**YOUR GOAL**
In the listing below, identify each line with the word "Διάγραμμα" and return those lines.

** start TASK INPUT **

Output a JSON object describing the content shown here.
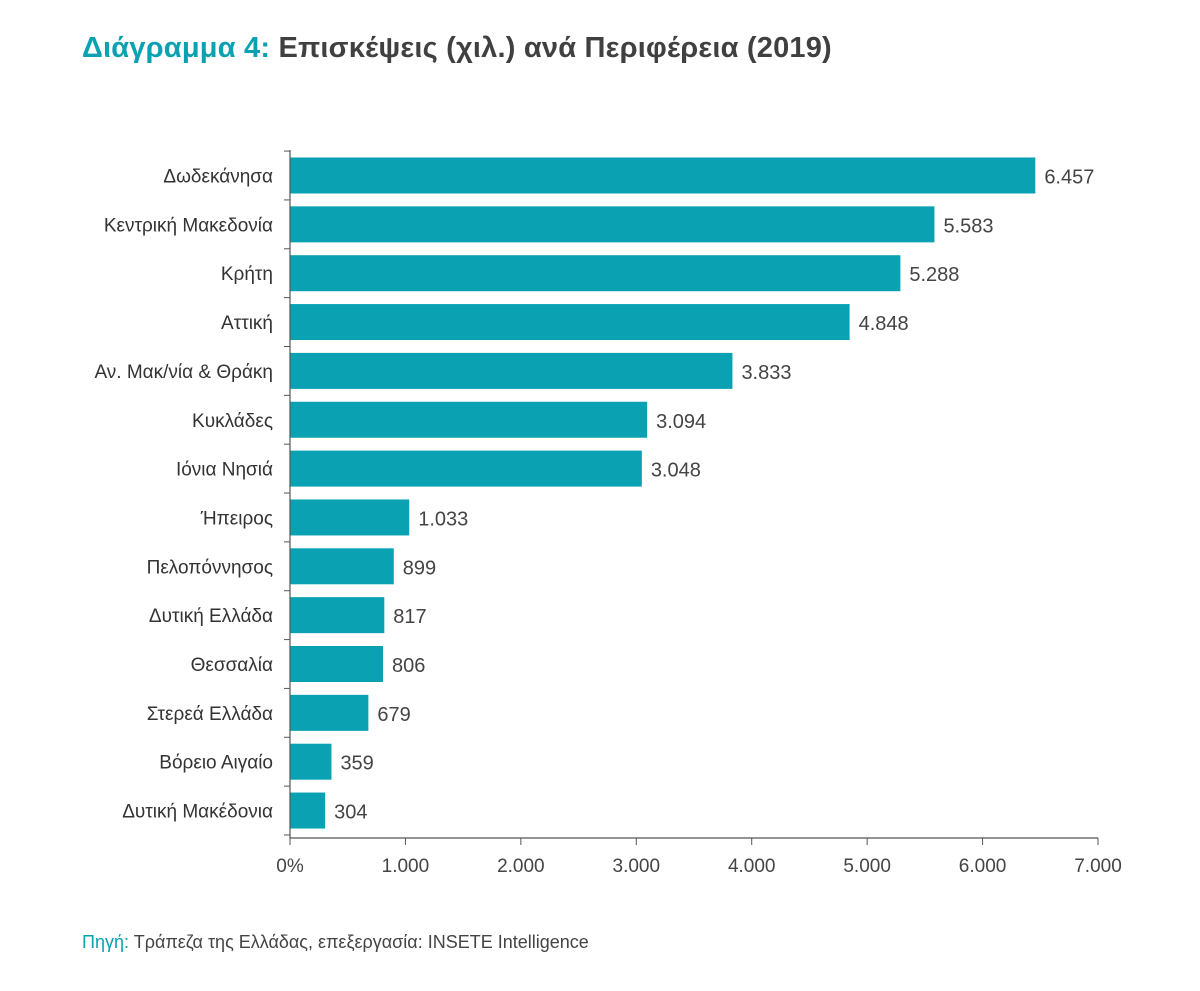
{
  "header": {
    "title_prefix": "Διάγραμμα 4:",
    "title_main": "Επισκέψεις (χιλ.) ανά Περιφέρεια (2019)"
  },
  "footer": {
    "source_prefix": "Πηγή:",
    "source_text": "Τράπεζα της Ελλάδας, επεξεργασία: INSETE Intelligence"
  },
  "colors": {
    "bar": "#0aa2b2",
    "accent": "#0aa2b2",
    "axis": "#555555"
  },
  "chart_data": {
    "type": "bar",
    "orientation": "horizontal",
    "title": "Διάγραμμα 4: Επισκέψεις (χιλ.) ανά Περιφέρεια (2019)",
    "xlabel": "",
    "ylabel": "",
    "xlim": [
      0,
      7000
    ],
    "grid": false,
    "legend": "none",
    "categories": [
      "Δωδεκάνησα",
      "Κεντρική Μακεδονία",
      "Κρήτη",
      "Αττική",
      "Αν. Μακ/νία & Θράκη",
      "Κυκλάδες",
      "Ιόνια Νησιά",
      "Ήπειρος",
      "Πελοπόννησος",
      "Δυτική Ελλάδα",
      "Θεσσαλία",
      "Στερεά Ελλάδα",
      "Βόρειο Αιγαίο",
      "Δυτική Μακέδονια"
    ],
    "values": [
      6457,
      5583,
      5288,
      4848,
      3833,
      3094,
      3048,
      1033,
      899,
      817,
      806,
      679,
      359,
      304
    ],
    "value_labels": [
      "6.457",
      "5.583",
      "5.288",
      "4.848",
      "3.833",
      "3.094",
      "3.048",
      "1.033",
      "899",
      "817",
      "806",
      "679",
      "359",
      "304"
    ],
    "x_ticks": [
      0,
      1000,
      2000,
      3000,
      4000,
      5000,
      6000,
      7000
    ],
    "x_tick_labels": [
      "0%",
      "1.000",
      "2.000",
      "3.000",
      "4.000",
      "5.000",
      "6.000",
      "7.000"
    ]
  }
}
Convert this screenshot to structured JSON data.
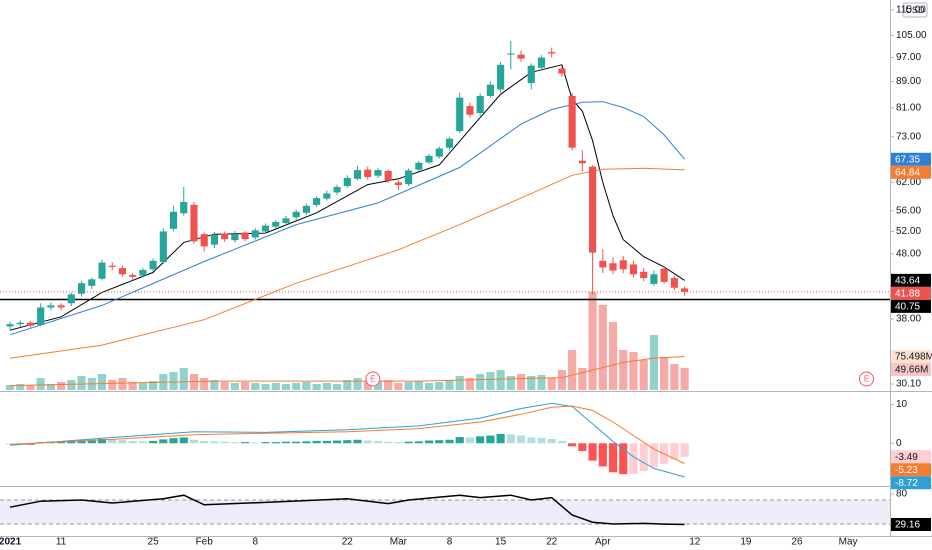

** end TASK INPUT **

**SOLUTION FOR THIS EXERCISE**
    "title_prefix": "Διάγραμμα 4:",
    "title": "Διάγραμμα 4: Επισκέψεις (χιλ.) ανά Περιφέρεια (2019)",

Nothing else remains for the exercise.